▸ **TASK DETAILS**:
Select the lines that hold the word "this" and copy each one.

▸ **RECORDS SUPPLIED**:
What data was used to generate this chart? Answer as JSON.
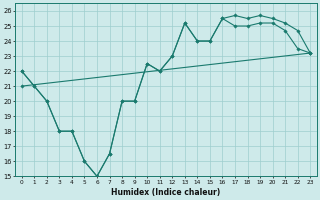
{
  "xlabel": "Humidex (Indice chaleur)",
  "xlim": [
    -0.5,
    23.5
  ],
  "ylim": [
    15,
    26.5
  ],
  "xticks": [
    0,
    1,
    2,
    3,
    4,
    5,
    6,
    7,
    8,
    9,
    10,
    11,
    12,
    13,
    14,
    15,
    16,
    17,
    18,
    19,
    20,
    21,
    22,
    23
  ],
  "yticks": [
    15,
    16,
    17,
    18,
    19,
    20,
    21,
    22,
    23,
    24,
    25,
    26
  ],
  "bg_color": "#ceeaea",
  "line_color": "#1a7a6e",
  "grid_color": "#9ecece",
  "line1_x": [
    0,
    1,
    2,
    3,
    4,
    5,
    6,
    7,
    8,
    9,
    10,
    11,
    12,
    13,
    14,
    15,
    16,
    17,
    18,
    19,
    20,
    21,
    22,
    23
  ],
  "line1_y": [
    22,
    21,
    20,
    18,
    18,
    16,
    15,
    16.5,
    20,
    20,
    22.5,
    22,
    23,
    25.2,
    24,
    24,
    25.5,
    25.0,
    25.0,
    25.2,
    25.2,
    24.7,
    23.5,
    23.2
  ],
  "line2_x": [
    0,
    1,
    2,
    3,
    4,
    5,
    6,
    7,
    8,
    9,
    10,
    11,
    12,
    13,
    14,
    15,
    16,
    17,
    18,
    19,
    20,
    21,
    22,
    23
  ],
  "line2_y": [
    22,
    21,
    20,
    18,
    18,
    16,
    15,
    16.5,
    20,
    20,
    22.5,
    22,
    23,
    25.2,
    24,
    24,
    25.5,
    25.7,
    25.5,
    25.7,
    25.5,
    25.2,
    24.7,
    23.2
  ],
  "line3_x": [
    0,
    23
  ],
  "line3_y": [
    21,
    23.2
  ]
}
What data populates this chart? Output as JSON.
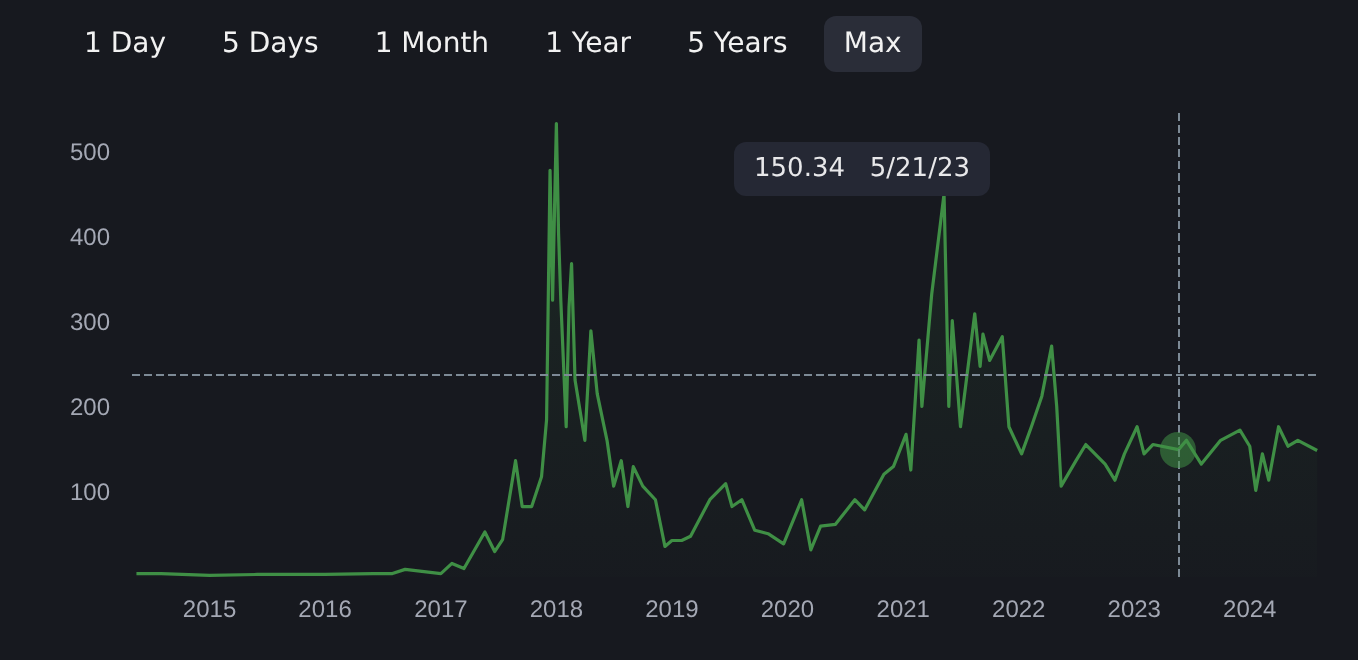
{
  "chart_data": {
    "type": "area",
    "annotations": [
      "1 Day",
      "5 Days",
      "1 Month",
      "1 Year",
      "5 Years",
      "Max",
      "150.34   5/21/23"
    ],
    "x": [
      "2014-05-15",
      "2014-08-01",
      "2015-01-01",
      "2015-06-01",
      "2016-01-01",
      "2016-06-01",
      "2016-08-01",
      "2016-09-10",
      "2017-01-01",
      "2017-02-05",
      "2017-03-15",
      "2017-05-20",
      "2017-06-20",
      "2017-07-15",
      "2017-08-25",
      "2017-09-15",
      "2017-10-15",
      "2017-11-15",
      "2017-12-01",
      "2017-12-12",
      "2017-12-20",
      "2018-01-01",
      "2018-01-08",
      "2018-01-15",
      "2018-02-01",
      "2018-02-10",
      "2018-02-18",
      "2018-03-01",
      "2018-04-01",
      "2018-04-20",
      "2018-05-10",
      "2018-06-10",
      "2018-07-01",
      "2018-07-25",
      "2018-08-15",
      "2018-09-01",
      "2018-10-01",
      "2018-11-10",
      "2018-12-10",
      "2019-01-01",
      "2019-02-01",
      "2019-03-01",
      "2019-05-01",
      "2019-06-20",
      "2019-07-10",
      "2019-08-10",
      "2019-09-20",
      "2019-11-01",
      "2019-12-20",
      "2020-02-15",
      "2020-03-15",
      "2020-04-15",
      "2020-06-01",
      "2020-08-01",
      "2020-09-01",
      "2020-11-01",
      "2020-12-01",
      "2021-01-10",
      "2021-01-25",
      "2021-02-20",
      "2021-03-01",
      "2021-04-01",
      "2021-05-10",
      "2021-05-25",
      "2021-06-05",
      "2021-07-01",
      "2021-08-15",
      "2021-09-01",
      "2021-09-10",
      "2021-10-01",
      "2021-11-10",
      "2021-12-01",
      "2022-01-10",
      "2022-02-10",
      "2022-03-15",
      "2022-04-15",
      "2022-05-01",
      "2022-05-15",
      "2022-07-01",
      "2022-08-01",
      "2022-10-01",
      "2022-11-01",
      "2022-12-01",
      "2023-01-10",
      "2023-02-01",
      "2023-03-01",
      "2023-05-21",
      "2023-06-15",
      "2023-08-01",
      "2023-10-01",
      "2023-12-01",
      "2024-01-01",
      "2024-01-20",
      "2024-02-10",
      "2024-03-01",
      "2024-04-01",
      "2024-05-01",
      "2024-06-01",
      "2024-08-01"
    ],
    "series": [
      {
        "color": "#3f8f45",
        "values": [
          4,
          4,
          2,
          3,
          3,
          4,
          4,
          9,
          4,
          16,
          10,
          53,
          30,
          44,
          137,
          83,
          83,
          118,
          185,
          479,
          326,
          534,
          404,
          326,
          177,
          318,
          369,
          232,
          161,
          290,
          216,
          161,
          107,
          137,
          83,
          130,
          107,
          91,
          36,
          43,
          43,
          48,
          91,
          110,
          83,
          91,
          55,
          51,
          39,
          91,
          32,
          60,
          62,
          91,
          79,
          121,
          130,
          168,
          126,
          279,
          201,
          333,
          451,
          201,
          302,
          177,
          310,
          248,
          286,
          255,
          283,
          177,
          145,
          177,
          213,
          272,
          201,
          107,
          137,
          156,
          133,
          114,
          145,
          177,
          145,
          156,
          150,
          161,
          133,
          161,
          173,
          154,
          102,
          145,
          114,
          177,
          154,
          161,
          149
        ]
      }
    ],
    "xlim": [
      "2014-05-01",
      "2024-08-10"
    ],
    "xticks": [
      "2015",
      "2016",
      "2017",
      "2018",
      "2019",
      "2020",
      "2021",
      "2022",
      "2023",
      "2024"
    ],
    "ylim": [
      0,
      550
    ],
    "yticks": [
      100,
      200,
      300,
      400,
      500
    ],
    "grid": false,
    "ref_lines": [
      {
        "axis": "x",
        "value": "2023-05-21",
        "color": "#7d8a96",
        "line_style": "dashed"
      },
      {
        "axis": "y",
        "value": 239,
        "color": "#7d8a96",
        "line_style": "dashed"
      }
    ]
  }
}
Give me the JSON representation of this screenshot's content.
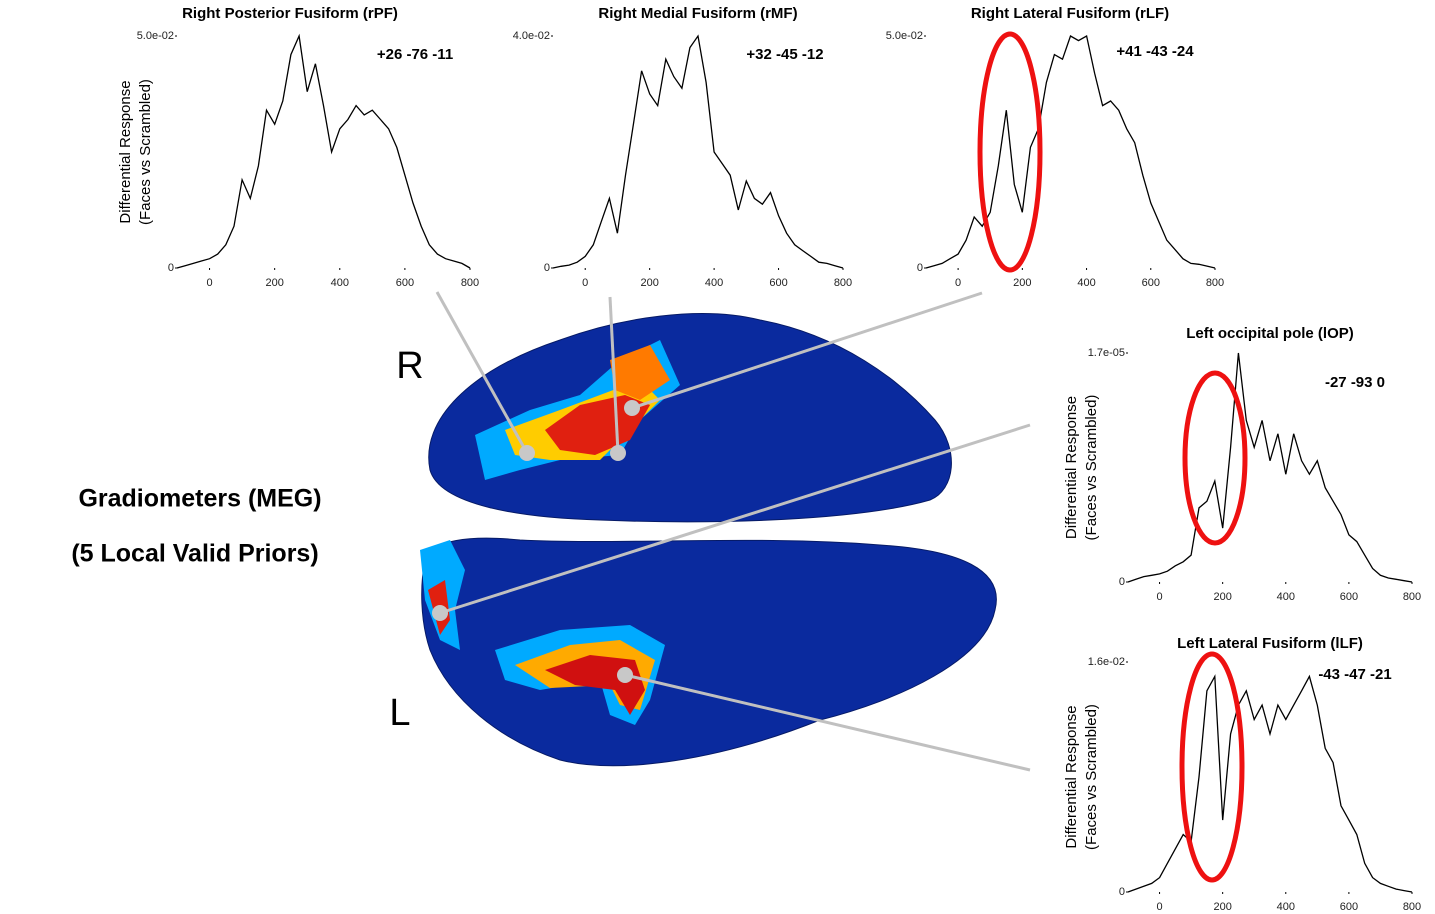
{
  "figure": {
    "title": "Gradiometers (MEG)",
    "subtitle": "(5 Local Valid Priors)",
    "right": "R",
    "left": "L"
  },
  "chart_data": [
    {
      "type": "line",
      "title": "Right Posterior Fusiform (rPF)",
      "annotation": "+26 -76 -11",
      "ylabel": [
        "Differential Response",
        "(Faces vs Scrambled)"
      ],
      "color": "#000000",
      "x": [
        -100,
        -75,
        -50,
        -25,
        0,
        25,
        50,
        75,
        100,
        125,
        150,
        175,
        200,
        225,
        250,
        275,
        300,
        325,
        350,
        375,
        400,
        425,
        450,
        475,
        500,
        525,
        550,
        575,
        600,
        625,
        650,
        675,
        700,
        725,
        750,
        775,
        800
      ],
      "values": [
        0,
        0.0005,
        0.001,
        0.0015,
        0.002,
        0.003,
        0.005,
        0.009,
        0.019,
        0.015,
        0.022,
        0.034,
        0.031,
        0.036,
        0.046,
        0.05,
        0.038,
        0.044,
        0.035,
        0.025,
        0.03,
        0.032,
        0.035,
        0.033,
        0.034,
        0.032,
        0.03,
        0.026,
        0.02,
        0.014,
        0.009,
        0.005,
        0.003,
        0.002,
        0.0015,
        0.001,
        0
      ],
      "xlim": [
        -100,
        800
      ],
      "xticks": [
        0,
        200,
        400,
        600,
        800
      ],
      "ylim": [
        0,
        0.05
      ],
      "yticks": [
        0,
        {
          "value": 0.05,
          "label": "5.0e-02"
        }
      ]
    },
    {
      "type": "line",
      "title": "Right Medial Fusiform (rMF)",
      "annotation": "+32 -45 -12",
      "color": "#000000",
      "x": [
        -100,
        -75,
        -50,
        -25,
        0,
        25,
        50,
        75,
        100,
        125,
        150,
        175,
        200,
        225,
        250,
        275,
        300,
        325,
        350,
        375,
        400,
        425,
        450,
        475,
        500,
        525,
        550,
        575,
        600,
        625,
        650,
        675,
        700,
        725,
        750,
        775,
        800
      ],
      "values": [
        0,
        0.0003,
        0.0005,
        0.001,
        0.002,
        0.004,
        0.008,
        0.012,
        0.006,
        0.016,
        0.025,
        0.034,
        0.03,
        0.028,
        0.036,
        0.033,
        0.031,
        0.038,
        0.04,
        0.032,
        0.02,
        0.018,
        0.016,
        0.01,
        0.015,
        0.012,
        0.011,
        0.013,
        0.009,
        0.006,
        0.004,
        0.003,
        0.002,
        0.001,
        0.0008,
        0.0004,
        0
      ],
      "xlim": [
        -100,
        800
      ],
      "xticks": [
        0,
        200,
        400,
        600,
        800
      ],
      "ylim": [
        0,
        0.04
      ],
      "yticks": [
        0,
        {
          "value": 0.04,
          "label": "4.0e-02"
        }
      ]
    },
    {
      "type": "line",
      "title": "Right Lateral Fusiform (rLF)",
      "annotation": "+41 -43 -24",
      "color": "#000000",
      "x": [
        -100,
        -75,
        -50,
        -25,
        0,
        25,
        50,
        75,
        100,
        125,
        150,
        175,
        200,
        225,
        250,
        275,
        300,
        325,
        350,
        375,
        400,
        425,
        450,
        475,
        500,
        525,
        550,
        575,
        600,
        625,
        650,
        675,
        700,
        725,
        750,
        775,
        800
      ],
      "values": [
        0,
        0.0005,
        0.001,
        0.002,
        0.003,
        0.006,
        0.011,
        0.009,
        0.012,
        0.022,
        0.034,
        0.018,
        0.012,
        0.026,
        0.03,
        0.04,
        0.046,
        0.045,
        0.05,
        0.049,
        0.05,
        0.042,
        0.035,
        0.036,
        0.034,
        0.03,
        0.027,
        0.02,
        0.014,
        0.01,
        0.006,
        0.004,
        0.002,
        0.001,
        0.0008,
        0.0004,
        0
      ],
      "xlim": [
        -100,
        800
      ],
      "xticks": [
        0,
        200,
        400,
        600,
        800
      ],
      "ylim": [
        0,
        0.05
      ],
      "yticks": [
        0,
        {
          "value": 0.05,
          "label": "5.0e-02"
        }
      ]
    },
    {
      "type": "line",
      "title": "Left occipital pole (lOP)",
      "annotation": "-27 -93 0",
      "ylabel": [
        "Differential Response",
        "(Faces vs Scrambled)"
      ],
      "color": "#000000",
      "x": [
        -100,
        -75,
        -50,
        -25,
        0,
        25,
        50,
        75,
        100,
        125,
        150,
        175,
        200,
        225,
        250,
        275,
        300,
        325,
        350,
        375,
        400,
        425,
        450,
        475,
        500,
        525,
        550,
        575,
        600,
        625,
        650,
        675,
        700,
        725,
        750,
        775,
        800
      ],
      "values": [
        0,
        2e-07,
        4e-07,
        5e-07,
        6e-07,
        8e-07,
        1.2e-06,
        1.5e-06,
        2e-06,
        5.5e-06,
        6e-06,
        7.5e-06,
        4e-06,
        1e-05,
        1.7e-05,
        1.2e-05,
        1e-05,
        1.2e-05,
        9e-06,
        1.1e-05,
        8e-06,
        1.1e-05,
        9e-06,
        8e-06,
        9e-06,
        7e-06,
        6e-06,
        5e-06,
        3.5e-06,
        3e-06,
        2e-06,
        1e-06,
        5e-07,
        3e-07,
        2e-07,
        1e-07,
        0
      ],
      "xlim": [
        -100,
        800
      ],
      "xticks": [
        0,
        200,
        400,
        600,
        800
      ],
      "ylim": [
        0,
        1.7e-05
      ],
      "yticks": [
        0,
        {
          "value": 1.7e-05,
          "label": "1.7e-05"
        }
      ]
    },
    {
      "type": "line",
      "title": "Left Lateral Fusiform (lLF)",
      "annotation": "-43 -47 -21",
      "ylabel": [
        "Differential Response",
        "(Faces vs Scrambled)"
      ],
      "color": "#000000",
      "x": [
        -100,
        -75,
        -50,
        -25,
        0,
        25,
        50,
        75,
        100,
        125,
        150,
        175,
        200,
        225,
        250,
        275,
        300,
        325,
        350,
        375,
        400,
        425,
        450,
        475,
        500,
        525,
        550,
        575,
        600,
        625,
        650,
        675,
        700,
        725,
        750,
        775,
        800
      ],
      "values": [
        0,
        0.0002,
        0.0004,
        0.0006,
        0.001,
        0.002,
        0.003,
        0.004,
        0.0035,
        0.008,
        0.014,
        0.015,
        0.005,
        0.011,
        0.013,
        0.014,
        0.012,
        0.013,
        0.011,
        0.013,
        0.012,
        0.013,
        0.014,
        0.015,
        0.013,
        0.01,
        0.009,
        0.006,
        0.005,
        0.004,
        0.002,
        0.001,
        0.0006,
        0.0004,
        0.0002,
        0.0001,
        0
      ],
      "xlim": [
        -100,
        800
      ],
      "xticks": [
        0,
        200,
        400,
        600,
        800
      ],
      "ylim": [
        0,
        0.016
      ],
      "yticks": [
        0,
        {
          "value": 0.016,
          "label": "1.6e-02"
        }
      ]
    }
  ]
}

▸ **ANSWER IN FULL**:
What data was used to generate this chart? Answer as JSON.
What data populates this chart? Output as JSON.
Give me the JSON representation of this screenshot's content.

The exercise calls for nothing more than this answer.